## TASK TO CARRY OUT
Only the number is wanted: how many lines in the data contain "TEUs"?

[Entries with figure data]
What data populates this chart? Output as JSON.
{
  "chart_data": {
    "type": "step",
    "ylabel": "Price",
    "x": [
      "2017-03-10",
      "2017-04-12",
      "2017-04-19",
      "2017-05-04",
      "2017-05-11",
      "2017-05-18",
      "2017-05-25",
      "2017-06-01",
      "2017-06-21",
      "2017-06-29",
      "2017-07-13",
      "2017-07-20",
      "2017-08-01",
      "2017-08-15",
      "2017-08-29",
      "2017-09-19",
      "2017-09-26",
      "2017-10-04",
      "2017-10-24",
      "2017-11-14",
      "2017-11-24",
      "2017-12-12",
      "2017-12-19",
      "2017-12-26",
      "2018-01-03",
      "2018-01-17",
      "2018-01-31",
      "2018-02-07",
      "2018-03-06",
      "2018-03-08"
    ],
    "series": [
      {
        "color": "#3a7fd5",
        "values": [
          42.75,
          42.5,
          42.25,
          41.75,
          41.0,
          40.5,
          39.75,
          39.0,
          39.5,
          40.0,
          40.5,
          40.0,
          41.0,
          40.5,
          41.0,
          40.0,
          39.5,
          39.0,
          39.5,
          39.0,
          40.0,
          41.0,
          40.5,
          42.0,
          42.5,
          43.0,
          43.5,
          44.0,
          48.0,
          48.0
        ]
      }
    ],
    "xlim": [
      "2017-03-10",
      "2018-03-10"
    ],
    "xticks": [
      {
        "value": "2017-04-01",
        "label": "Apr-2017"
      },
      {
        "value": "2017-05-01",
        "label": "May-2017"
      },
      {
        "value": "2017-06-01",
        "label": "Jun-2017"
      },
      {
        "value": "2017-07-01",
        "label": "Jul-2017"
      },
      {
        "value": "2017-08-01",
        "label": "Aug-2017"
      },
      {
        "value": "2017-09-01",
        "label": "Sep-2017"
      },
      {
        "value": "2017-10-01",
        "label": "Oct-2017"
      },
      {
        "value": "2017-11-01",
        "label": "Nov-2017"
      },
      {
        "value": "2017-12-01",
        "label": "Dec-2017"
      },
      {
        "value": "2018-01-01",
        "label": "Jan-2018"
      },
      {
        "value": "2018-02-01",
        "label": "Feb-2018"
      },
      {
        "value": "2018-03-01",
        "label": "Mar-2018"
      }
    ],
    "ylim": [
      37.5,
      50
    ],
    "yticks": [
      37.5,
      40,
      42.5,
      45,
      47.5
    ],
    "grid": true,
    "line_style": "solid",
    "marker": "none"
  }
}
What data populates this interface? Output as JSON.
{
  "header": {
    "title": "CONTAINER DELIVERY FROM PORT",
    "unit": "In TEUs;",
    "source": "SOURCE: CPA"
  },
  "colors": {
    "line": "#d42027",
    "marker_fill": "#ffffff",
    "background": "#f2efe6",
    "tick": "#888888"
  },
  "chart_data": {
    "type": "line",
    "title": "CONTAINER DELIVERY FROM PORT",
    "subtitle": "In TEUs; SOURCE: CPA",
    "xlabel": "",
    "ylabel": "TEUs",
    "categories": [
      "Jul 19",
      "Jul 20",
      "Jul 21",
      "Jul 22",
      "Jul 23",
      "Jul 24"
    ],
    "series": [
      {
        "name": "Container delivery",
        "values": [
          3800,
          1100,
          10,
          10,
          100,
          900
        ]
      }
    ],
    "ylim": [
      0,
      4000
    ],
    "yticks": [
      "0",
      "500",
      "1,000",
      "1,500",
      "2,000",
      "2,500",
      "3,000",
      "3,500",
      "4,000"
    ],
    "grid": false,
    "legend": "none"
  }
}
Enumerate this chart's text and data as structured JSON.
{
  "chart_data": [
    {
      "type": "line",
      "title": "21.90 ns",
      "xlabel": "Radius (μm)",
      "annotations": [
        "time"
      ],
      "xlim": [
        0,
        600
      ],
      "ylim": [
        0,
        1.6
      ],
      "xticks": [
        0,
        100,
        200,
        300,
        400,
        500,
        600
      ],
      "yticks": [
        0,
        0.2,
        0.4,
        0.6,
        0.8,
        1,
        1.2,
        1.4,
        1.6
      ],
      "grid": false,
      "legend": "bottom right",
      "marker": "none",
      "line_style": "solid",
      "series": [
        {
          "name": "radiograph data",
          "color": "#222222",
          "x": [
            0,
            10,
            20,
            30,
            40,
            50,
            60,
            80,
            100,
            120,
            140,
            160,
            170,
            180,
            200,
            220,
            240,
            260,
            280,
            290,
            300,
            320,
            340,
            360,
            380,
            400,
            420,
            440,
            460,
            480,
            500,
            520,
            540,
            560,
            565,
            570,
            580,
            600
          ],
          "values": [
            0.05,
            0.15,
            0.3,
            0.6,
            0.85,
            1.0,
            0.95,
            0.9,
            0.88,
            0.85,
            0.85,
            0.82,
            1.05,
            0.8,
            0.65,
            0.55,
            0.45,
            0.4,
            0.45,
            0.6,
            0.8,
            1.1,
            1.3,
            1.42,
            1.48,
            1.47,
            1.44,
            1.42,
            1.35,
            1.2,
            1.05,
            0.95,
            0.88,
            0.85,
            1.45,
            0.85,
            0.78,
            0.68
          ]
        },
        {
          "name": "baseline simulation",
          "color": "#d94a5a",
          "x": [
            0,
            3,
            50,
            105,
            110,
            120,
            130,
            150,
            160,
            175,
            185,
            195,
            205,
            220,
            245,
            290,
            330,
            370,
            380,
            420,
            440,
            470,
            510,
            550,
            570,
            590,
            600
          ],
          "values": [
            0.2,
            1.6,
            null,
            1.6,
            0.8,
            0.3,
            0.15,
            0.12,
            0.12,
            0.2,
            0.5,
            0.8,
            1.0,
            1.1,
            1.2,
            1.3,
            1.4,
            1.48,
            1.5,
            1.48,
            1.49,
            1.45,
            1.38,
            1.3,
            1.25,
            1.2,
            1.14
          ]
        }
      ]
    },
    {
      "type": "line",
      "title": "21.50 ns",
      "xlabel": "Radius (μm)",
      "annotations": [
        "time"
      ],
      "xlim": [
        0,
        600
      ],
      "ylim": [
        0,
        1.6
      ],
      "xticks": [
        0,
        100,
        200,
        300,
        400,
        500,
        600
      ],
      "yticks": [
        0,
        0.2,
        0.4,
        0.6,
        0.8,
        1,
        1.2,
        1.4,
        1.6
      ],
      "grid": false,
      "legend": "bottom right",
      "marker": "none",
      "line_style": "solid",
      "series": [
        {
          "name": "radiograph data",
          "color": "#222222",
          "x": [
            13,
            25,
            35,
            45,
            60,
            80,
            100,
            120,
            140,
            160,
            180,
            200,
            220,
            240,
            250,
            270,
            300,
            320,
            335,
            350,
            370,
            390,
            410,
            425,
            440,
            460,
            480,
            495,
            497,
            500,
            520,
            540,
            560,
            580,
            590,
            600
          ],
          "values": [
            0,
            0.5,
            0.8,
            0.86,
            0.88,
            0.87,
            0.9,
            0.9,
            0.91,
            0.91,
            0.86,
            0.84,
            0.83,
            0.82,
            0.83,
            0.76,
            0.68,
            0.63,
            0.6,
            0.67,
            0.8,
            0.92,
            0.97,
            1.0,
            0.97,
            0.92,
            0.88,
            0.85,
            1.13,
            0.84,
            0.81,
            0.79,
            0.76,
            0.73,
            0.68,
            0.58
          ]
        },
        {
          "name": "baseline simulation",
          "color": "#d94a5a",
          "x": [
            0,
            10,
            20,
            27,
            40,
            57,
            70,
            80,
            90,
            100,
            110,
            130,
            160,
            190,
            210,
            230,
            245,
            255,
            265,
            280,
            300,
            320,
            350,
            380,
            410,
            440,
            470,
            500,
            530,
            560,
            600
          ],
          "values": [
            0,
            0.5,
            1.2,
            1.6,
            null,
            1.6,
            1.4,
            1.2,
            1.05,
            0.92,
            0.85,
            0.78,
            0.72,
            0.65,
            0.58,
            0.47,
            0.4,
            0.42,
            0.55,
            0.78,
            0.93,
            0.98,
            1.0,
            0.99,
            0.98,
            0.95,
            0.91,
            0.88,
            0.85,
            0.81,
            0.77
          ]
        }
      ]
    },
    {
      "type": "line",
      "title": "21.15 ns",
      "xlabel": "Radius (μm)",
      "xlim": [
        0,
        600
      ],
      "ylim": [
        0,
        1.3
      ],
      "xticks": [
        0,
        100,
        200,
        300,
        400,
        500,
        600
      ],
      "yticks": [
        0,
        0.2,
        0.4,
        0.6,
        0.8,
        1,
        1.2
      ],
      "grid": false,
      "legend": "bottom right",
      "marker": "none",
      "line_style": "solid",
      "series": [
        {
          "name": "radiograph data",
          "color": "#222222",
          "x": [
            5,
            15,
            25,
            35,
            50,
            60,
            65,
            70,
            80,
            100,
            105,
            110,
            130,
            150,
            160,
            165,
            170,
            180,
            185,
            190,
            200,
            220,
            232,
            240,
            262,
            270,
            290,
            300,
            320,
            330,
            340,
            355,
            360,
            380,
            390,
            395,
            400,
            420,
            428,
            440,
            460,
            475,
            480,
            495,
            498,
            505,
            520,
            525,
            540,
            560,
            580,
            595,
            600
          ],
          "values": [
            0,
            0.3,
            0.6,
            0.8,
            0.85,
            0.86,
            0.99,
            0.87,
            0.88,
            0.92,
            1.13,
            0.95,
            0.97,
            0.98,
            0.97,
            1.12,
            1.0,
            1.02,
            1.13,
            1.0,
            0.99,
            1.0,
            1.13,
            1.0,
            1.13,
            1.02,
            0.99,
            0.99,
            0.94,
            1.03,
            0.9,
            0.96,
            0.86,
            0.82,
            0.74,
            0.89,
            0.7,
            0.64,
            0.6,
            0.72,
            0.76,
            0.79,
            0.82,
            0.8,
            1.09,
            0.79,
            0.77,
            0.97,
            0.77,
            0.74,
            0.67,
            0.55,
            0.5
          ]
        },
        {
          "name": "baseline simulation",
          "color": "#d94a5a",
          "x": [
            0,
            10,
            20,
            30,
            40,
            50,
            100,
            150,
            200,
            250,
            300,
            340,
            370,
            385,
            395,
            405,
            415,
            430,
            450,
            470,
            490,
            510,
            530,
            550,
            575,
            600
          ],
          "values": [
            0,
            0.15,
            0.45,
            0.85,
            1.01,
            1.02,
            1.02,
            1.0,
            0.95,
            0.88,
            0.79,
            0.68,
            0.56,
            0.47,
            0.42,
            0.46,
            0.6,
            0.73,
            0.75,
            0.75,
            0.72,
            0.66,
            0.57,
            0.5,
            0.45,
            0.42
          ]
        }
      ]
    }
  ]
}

## WRITTEN ANSWER
3